• [Work to do]
Copy the lines that follow, keeping every character the same.

── Working data ──

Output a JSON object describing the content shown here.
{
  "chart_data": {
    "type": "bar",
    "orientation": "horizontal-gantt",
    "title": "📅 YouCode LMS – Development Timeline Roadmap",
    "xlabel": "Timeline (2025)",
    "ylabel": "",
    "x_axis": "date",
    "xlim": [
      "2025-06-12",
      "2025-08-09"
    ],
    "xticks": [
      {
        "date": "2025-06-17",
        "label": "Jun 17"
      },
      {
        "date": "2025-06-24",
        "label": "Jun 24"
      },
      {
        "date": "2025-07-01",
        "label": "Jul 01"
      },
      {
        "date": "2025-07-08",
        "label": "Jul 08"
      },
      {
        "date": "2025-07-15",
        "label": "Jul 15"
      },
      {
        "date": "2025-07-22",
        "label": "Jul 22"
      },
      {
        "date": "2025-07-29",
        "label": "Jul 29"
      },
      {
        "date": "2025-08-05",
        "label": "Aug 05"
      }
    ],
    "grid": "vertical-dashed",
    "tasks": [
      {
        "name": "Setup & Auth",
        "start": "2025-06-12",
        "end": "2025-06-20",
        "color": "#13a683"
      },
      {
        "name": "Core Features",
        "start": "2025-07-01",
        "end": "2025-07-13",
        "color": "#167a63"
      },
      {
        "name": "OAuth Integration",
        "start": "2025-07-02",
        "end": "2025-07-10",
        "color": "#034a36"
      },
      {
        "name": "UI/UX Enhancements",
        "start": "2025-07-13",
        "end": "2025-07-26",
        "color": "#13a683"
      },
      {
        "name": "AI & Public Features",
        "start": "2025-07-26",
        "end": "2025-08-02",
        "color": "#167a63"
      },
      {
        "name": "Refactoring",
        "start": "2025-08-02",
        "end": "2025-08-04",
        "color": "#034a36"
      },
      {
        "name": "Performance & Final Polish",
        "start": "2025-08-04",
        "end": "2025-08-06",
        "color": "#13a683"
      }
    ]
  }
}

───

• [Correct answer]
Output a JSON object describing the content shown here.
{
  "chart_data": {
    "type": "bar",
    "orientation": "horizontal-gantt",
    "title": "📅 YouCode LMS – Development Timeline Roadmap",
    "xlabel": "Timeline (2025)",
    "ylabel": "",
    "x_axis": "date",
    "xlim": [
      "2025-06-12",
      "2025-08-09"
    ],
    "xticks": [
      {
        "date": "2025-06-17",
        "label": "Jun 17"
      },
      {
        "date": "2025-06-24",
        "label": "Jun 24"
      },
      {
        "date": "2025-07-01",
        "label": "Jul 01"
      },
      {
        "date": "2025-07-08",
        "label": "Jul 08"
      },
      {
        "date": "2025-07-15",
        "label": "Jul 15"
      },
      {
        "date": "2025-07-22",
        "label": "Jul 22"
      },
      {
        "date": "2025-07-29",
        "label": "Jul 29"
      },
      {
        "date": "2025-08-05",
        "label": "Aug 05"
      }
    ],
    "grid": "vertical-dashed",
    "tasks": [
      {
        "name": "Setup & Auth",
        "start": "2025-06-12",
        "end": "2025-06-20",
        "color": "#13a683"
      },
      {
        "name": "Core Features",
        "start": "2025-07-01",
        "end": "2025-07-13",
        "color": "#167a63"
      },
      {
        "name": "OAuth Integration",
        "start": "2025-07-02",
        "end": "2025-07-10",
        "color": "#034a36"
      },
      {
        "name": "UI/UX Enhancements",
        "start": "2025-07-13",
        "end": "2025-07-26",
        "color": "#13a683"
      },
      {
        "name": "AI & Public Features",
        "start": "2025-07-26",
        "end": "2025-08-02",
        "color": "#167a63"
      },
      {
        "name": "Refactoring",
        "start": "2025-08-02",
        "end": "2025-08-04",
        "color": "#034a36"
      },
      {
        "name": "Performance & Final Polish",
        "start": "2025-08-04",
        "end": "2025-08-06",
        "color": "#13a683"
      }
    ]
  }
}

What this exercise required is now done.